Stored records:

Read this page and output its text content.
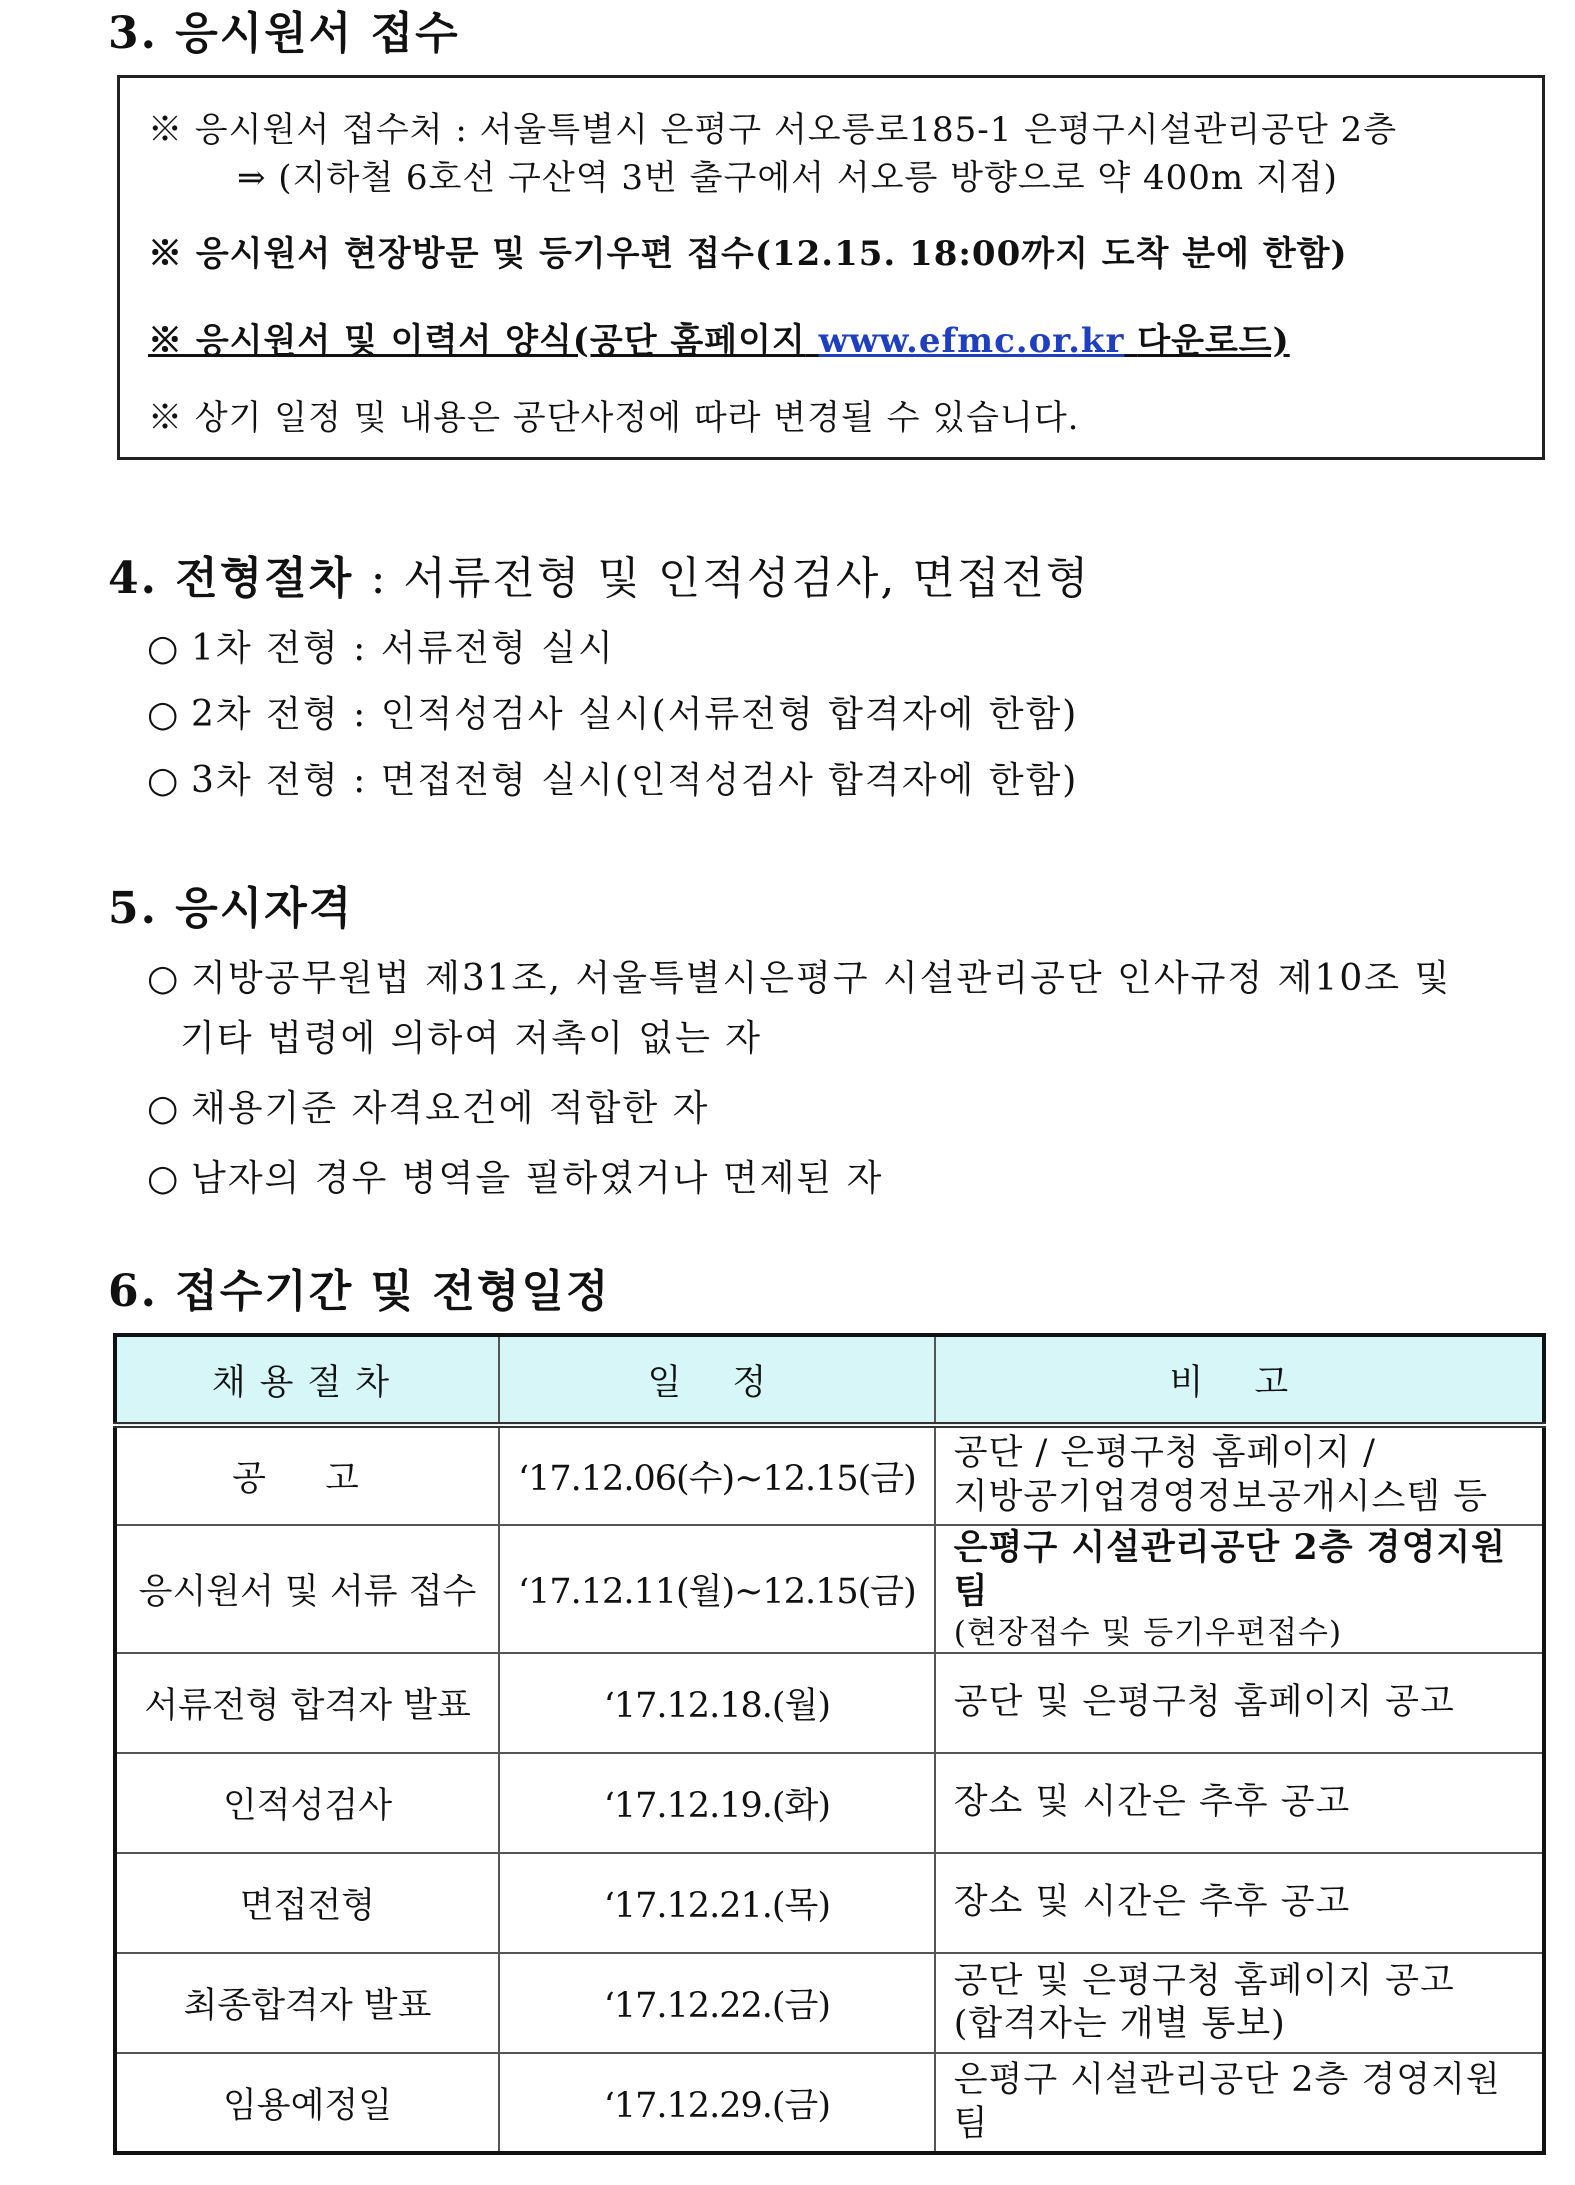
3. 응시원서 접수
※ 응시원서 접수처 : 서울특별시 은평구 서오릉로185-1 은평구시설관리공단 2층
⇒ (지하철 6호선 구산역 3번 출구에서 서오릉 방향으로 약 400m 지점)
※ 응시원서 현장방문 및 등기우편 접수(12.15. 18:00까지 도착 분에 한함)
※ 응시원서 및 이력서 양식(공단 홈페이지 www.efmc.or.kr 다운로드)
※ 상기 일정 및 내용은 공단사정에 따라 변경될 수 있습니다.
4. 전형절차 : 서류전형 및 인적성검사, 면접전형
○ 1차 전형 : 서류전형 실시
○ 2차 전형 : 인적성검사 실시(서류전형 합격자에 한함)
○ 3차 전형 : 면접전형 실시(인적성검사 합격자에 한함)
5. 응시자격
○ 지방공무원법 제31조, 서울특별시은평구 시설관리공단 인사규정 제10조 및
기타 법령에 의하여 저촉이 없는 자
○ 채용기준 자격요건에 적합한 자
○ 남자의 경우 병역을 필하였거나 면제된 자
6. 접수기간 및 전형일정
채용절차	일 정	비 고
공 고	‘17.12.06(수)~12.15(금)	공단 / 은평구청 홈페이지 /
지방공기업경영정보공개시스템 등

응시원서 및 서류 접수	‘17.12.11(월)~12.15(금)	은평구 시설관리공단 2층 경영지원팀
(현장접수 및 등기우편접수)

서류전형 합격자 발표	‘17.12.18.(월)	공단 및 은평구청 홈페이지 공고
인적성검사	‘17.12.19.(화)	장소 및 시간은 추후 공고
면접전형	‘17.12.21.(목)	장소 및 시간은 추후 공고
최종합격자 발표	‘17.12.22.(금)	공단 및 은평구청 홈페이지 공고
(합격자는 개별 통보)

임용예정일	‘17.12.29.(금)	은평구 시설관리공단 2층 경영지원팀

## TASK REQUIREMENTS
Leave the pictures out, and transcribe each of the records exactly.

## ANSWER TO THIS EXERCISE
Read this page and output its text content.
3. 응시원서 접수
※ 응시원서 접수처 : 서울특별시 은평구 서오릉로185-1 은평구시설관리공단 2층
⇒ (지하철 6호선 구산역 3번 출구에서 서오릉 방향으로 약 400m 지점)
※ 응시원서 현장방문 및 등기우편 접수(12.15. 18:00까지 도착 분에 한함)
※ 응시원서 및 이력서 양식(공단 홈페이지 www.efmc.or.kr 다운로드)
※ 상기 일정 및 내용은 공단사정에 따라 변경될 수 있습니다.
4. 전형절차 : 서류전형 및 인적성검사, 면접전형
○ 1차 전형 : 서류전형 실시
○ 2차 전형 : 인적성검사 실시(서류전형 합격자에 한함)
○ 3차 전형 : 면접전형 실시(인적성검사 합격자에 한함)
5. 응시자격
○ 지방공무원법 제31조, 서울특별시은평구 시설관리공단 인사규정 제10조 및
기타 법령에 의하여 저촉이 없는 자
○ 채용기준 자격요건에 적합한 자
○ 남자의 경우 병역을 필하였거나 면제된 자
6. 접수기간 및 전형일정
채용절차	일 정	비 고
공 고	‘17.12.06(수)~12.15(금)	공단 / 은평구청 홈페이지 /
지방공기업경영정보공개시스템 등

응시원서 및 서류 접수	‘17.12.11(월)~12.15(금)	은평구 시설관리공단 2층 경영지원팀
(현장접수 및 등기우편접수)

서류전형 합격자 발표	‘17.12.18.(월)	공단 및 은평구청 홈페이지 공고
인적성검사	‘17.12.19.(화)	장소 및 시간은 추후 공고
면접전형	‘17.12.21.(목)	장소 및 시간은 추후 공고
최종합격자 발표	‘17.12.22.(금)	공단 및 은평구청 홈페이지 공고
(합격자는 개별 통보)

임용예정일	‘17.12.29.(금)	은평구 시설관리공단 2층 경영지원팀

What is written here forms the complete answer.